● Work to do
Go through the listing and copy every line word for word.

(Stored items from a collection)
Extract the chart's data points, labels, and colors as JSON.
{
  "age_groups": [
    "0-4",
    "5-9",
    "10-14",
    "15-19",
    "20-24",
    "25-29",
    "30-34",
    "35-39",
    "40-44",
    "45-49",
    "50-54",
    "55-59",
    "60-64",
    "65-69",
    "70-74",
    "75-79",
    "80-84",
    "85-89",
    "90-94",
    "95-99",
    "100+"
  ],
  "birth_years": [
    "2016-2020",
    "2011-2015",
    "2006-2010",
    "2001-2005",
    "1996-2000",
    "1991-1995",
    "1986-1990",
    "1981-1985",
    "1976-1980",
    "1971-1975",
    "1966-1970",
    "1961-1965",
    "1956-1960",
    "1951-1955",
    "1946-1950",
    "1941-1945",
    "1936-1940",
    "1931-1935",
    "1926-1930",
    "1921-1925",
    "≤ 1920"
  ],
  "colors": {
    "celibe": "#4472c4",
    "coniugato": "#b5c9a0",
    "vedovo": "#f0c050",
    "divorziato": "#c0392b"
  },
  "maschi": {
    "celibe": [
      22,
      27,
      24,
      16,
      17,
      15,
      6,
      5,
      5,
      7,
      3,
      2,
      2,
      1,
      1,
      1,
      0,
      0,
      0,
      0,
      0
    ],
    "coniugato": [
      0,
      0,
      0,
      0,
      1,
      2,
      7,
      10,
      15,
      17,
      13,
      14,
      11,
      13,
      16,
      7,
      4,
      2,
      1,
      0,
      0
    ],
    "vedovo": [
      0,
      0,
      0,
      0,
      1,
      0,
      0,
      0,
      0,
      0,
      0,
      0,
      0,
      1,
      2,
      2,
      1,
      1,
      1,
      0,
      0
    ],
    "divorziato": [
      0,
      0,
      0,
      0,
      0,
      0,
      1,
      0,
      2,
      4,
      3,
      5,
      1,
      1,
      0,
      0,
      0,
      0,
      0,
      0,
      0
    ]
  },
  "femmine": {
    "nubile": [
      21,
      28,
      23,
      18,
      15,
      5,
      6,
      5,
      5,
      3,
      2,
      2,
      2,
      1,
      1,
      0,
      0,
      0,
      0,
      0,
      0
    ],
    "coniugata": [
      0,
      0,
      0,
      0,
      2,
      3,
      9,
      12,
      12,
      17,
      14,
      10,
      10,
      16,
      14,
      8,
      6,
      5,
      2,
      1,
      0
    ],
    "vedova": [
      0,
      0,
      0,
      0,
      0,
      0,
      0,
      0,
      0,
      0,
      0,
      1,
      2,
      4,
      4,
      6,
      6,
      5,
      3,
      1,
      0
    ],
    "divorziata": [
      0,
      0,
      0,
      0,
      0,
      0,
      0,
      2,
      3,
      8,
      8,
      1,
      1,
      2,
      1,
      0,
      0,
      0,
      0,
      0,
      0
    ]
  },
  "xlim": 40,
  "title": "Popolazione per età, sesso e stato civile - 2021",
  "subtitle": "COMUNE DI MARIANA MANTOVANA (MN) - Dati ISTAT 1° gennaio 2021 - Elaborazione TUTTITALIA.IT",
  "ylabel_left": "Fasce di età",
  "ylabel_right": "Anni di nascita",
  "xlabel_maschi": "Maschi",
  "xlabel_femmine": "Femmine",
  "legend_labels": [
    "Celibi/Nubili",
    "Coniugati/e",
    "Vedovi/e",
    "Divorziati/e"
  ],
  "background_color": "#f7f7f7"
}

● Answer
Extract the chart's data points, labels, and colors as JSON.
{
  "age_groups": [
    "0-4",
    "5-9",
    "10-14",
    "15-19",
    "20-24",
    "25-29",
    "30-34",
    "35-39",
    "40-44",
    "45-49",
    "50-54",
    "55-59",
    "60-64",
    "65-69",
    "70-74",
    "75-79",
    "80-84",
    "85-89",
    "90-94",
    "95-99",
    "100+"
  ],
  "birth_years": [
    "2016-2020",
    "2011-2015",
    "2006-2010",
    "2001-2005",
    "1996-2000",
    "1991-1995",
    "1986-1990",
    "1981-1985",
    "1976-1980",
    "1971-1975",
    "1966-1970",
    "1961-1965",
    "1956-1960",
    "1951-1955",
    "1946-1950",
    "1941-1945",
    "1936-1940",
    "1931-1935",
    "1926-1930",
    "1921-1925",
    "≤ 1920"
  ],
  "colors": {
    "celibe": "#4472c4",
    "coniugato": "#b5c9a0",
    "vedovo": "#f0c050",
    "divorziato": "#c0392b"
  },
  "maschi": {
    "celibe": [
      22,
      27,
      24,
      16,
      17,
      15,
      6,
      5,
      5,
      7,
      3,
      2,
      2,
      1,
      1,
      1,
      0,
      0,
      0,
      0,
      0
    ],
    "coniugato": [
      0,
      0,
      0,
      0,
      1,
      2,
      7,
      10,
      15,
      17,
      13,
      14,
      11,
      13,
      16,
      7,
      4,
      2,
      1,
      0,
      0
    ],
    "vedovo": [
      0,
      0,
      0,
      0,
      1,
      0,
      0,
      0,
      0,
      0,
      0,
      0,
      0,
      1,
      2,
      2,
      1,
      1,
      1,
      0,
      0
    ],
    "divorziato": [
      0,
      0,
      0,
      0,
      0,
      0,
      1,
      0,
      2,
      4,
      3,
      5,
      1,
      1,
      0,
      0,
      0,
      0,
      0,
      0,
      0
    ]
  },
  "femmine": {
    "nubile": [
      21,
      28,
      23,
      18,
      15,
      5,
      6,
      5,
      5,
      3,
      2,
      2,
      2,
      1,
      1,
      0,
      0,
      0,
      0,
      0,
      0
    ],
    "coniugata": [
      0,
      0,
      0,
      0,
      2,
      3,
      9,
      12,
      12,
      17,
      14,
      10,
      10,
      16,
      14,
      8,
      6,
      5,
      2,
      1,
      0
    ],
    "vedova": [
      0,
      0,
      0,
      0,
      0,
      0,
      0,
      0,
      0,
      0,
      0,
      1,
      2,
      4,
      4,
      6,
      6,
      5,
      3,
      1,
      0
    ],
    "divorziata": [
      0,
      0,
      0,
      0,
      0,
      0,
      0,
      2,
      3,
      8,
      8,
      1,
      1,
      2,
      1,
      0,
      0,
      0,
      0,
      0,
      0
    ]
  },
  "xlim": 40,
  "title": "Popolazione per età, sesso e stato civile - 2021",
  "subtitle": "COMUNE DI MARIANA MANTOVANA (MN) - Dati ISTAT 1° gennaio 2021 - Elaborazione TUTTITALIA.IT",
  "ylabel_left": "Fasce di età",
  "ylabel_right": "Anni di nascita",
  "xlabel_maschi": "Maschi",
  "xlabel_femmine": "Femmine",
  "legend_labels": [
    "Celibi/Nubili",
    "Coniugati/e",
    "Vedovi/e",
    "Divorziati/e"
  ],
  "background_color": "#f7f7f7"
}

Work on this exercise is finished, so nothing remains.